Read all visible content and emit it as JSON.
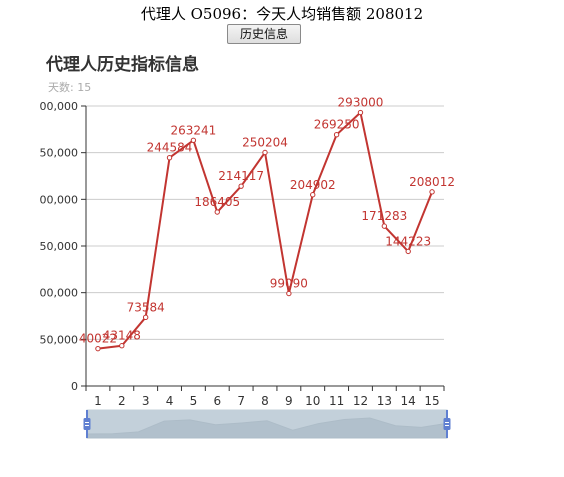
{
  "header": {
    "agent_label": "代理人 O5096：今天人均销售额 208012"
  },
  "buttons": {
    "history_label": "历史信息"
  },
  "chart_data": {
    "type": "line",
    "title": "代理人历史指标信息",
    "subtitle": "天数: 15",
    "categories": [
      "1",
      "2",
      "3",
      "4",
      "5",
      "6",
      "7",
      "8",
      "9",
      "10",
      "11",
      "12",
      "13",
      "14",
      "15"
    ],
    "series": [
      {
        "values": [
          40022,
          43148,
          73584,
          244584,
          263241,
          186405,
          214117,
          250204,
          99090,
          204902,
          269250,
          293000,
          171283,
          144223,
          208012
        ],
        "color": "#c23531"
      }
    ],
    "y_tick_labels": [
      "0",
      "50,000",
      "00,000",
      "50,000",
      "00,000",
      "50,000",
      "00,000"
    ],
    "ylim": [
      0,
      300000
    ],
    "y_interval": 50000,
    "grid": true,
    "has_datazoom_slider": true
  }
}
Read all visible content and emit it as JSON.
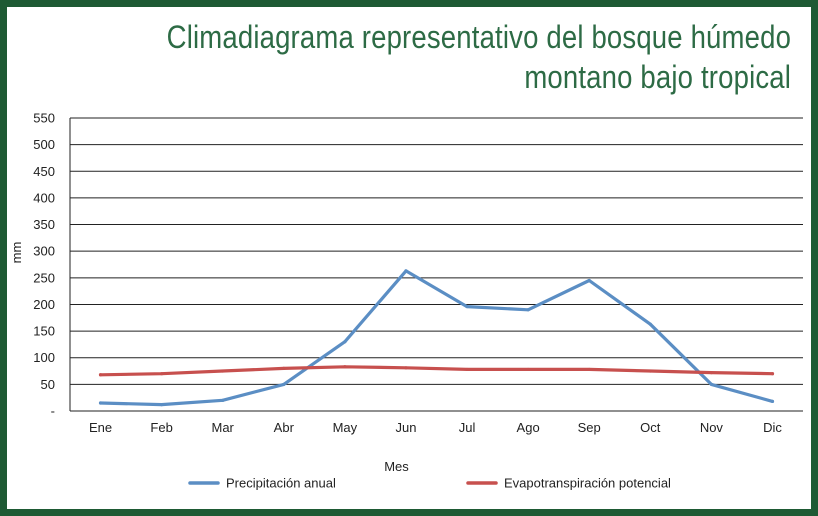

———

#### What is being asked:
Retype the entries word for word. Omit any images.

#### Task result:
Read all visible content and emit it as JSON.
{
  "header": {
    "agent_label": "代理人 O5096：今天人均销售额 208012"
  },
  "buttons": {
    "history_label": "历史信息"
  },
  "chart_data": {
    "type": "line",
    "title": "代理人历史指标信息",
    "subtitle": "天数: 15",
    "categories": [
      "1",
      "2",
      "3",
      "4",
      "5",
      "6",
      "7",
      "8",
      "9",
      "10",
      "11",
      "12",
      "13",
      "14",
      "15"
    ],
    "series": [
      {
        "values": [
          40022,
          43148,
          73584,
          244584,
          263241,
          186405,
          214117,
          250204,
          99090,
          204902,
          269250,
          293000,
          171283,
          144223,
          208012
        ],
        "color": "#c23531"
      }
    ],
    "y_tick_labels": [
      "0",
      "50,000",
      "00,000",
      "50,000",
      "00,000",
      "50,000",
      "00,000"
    ],
    "ylim": [
      0,
      300000
    ],
    "y_interval": 50000,
    "grid": true,
    "has_datazoom_slider": true
  }
}
Read all visible content and emit it as JSON.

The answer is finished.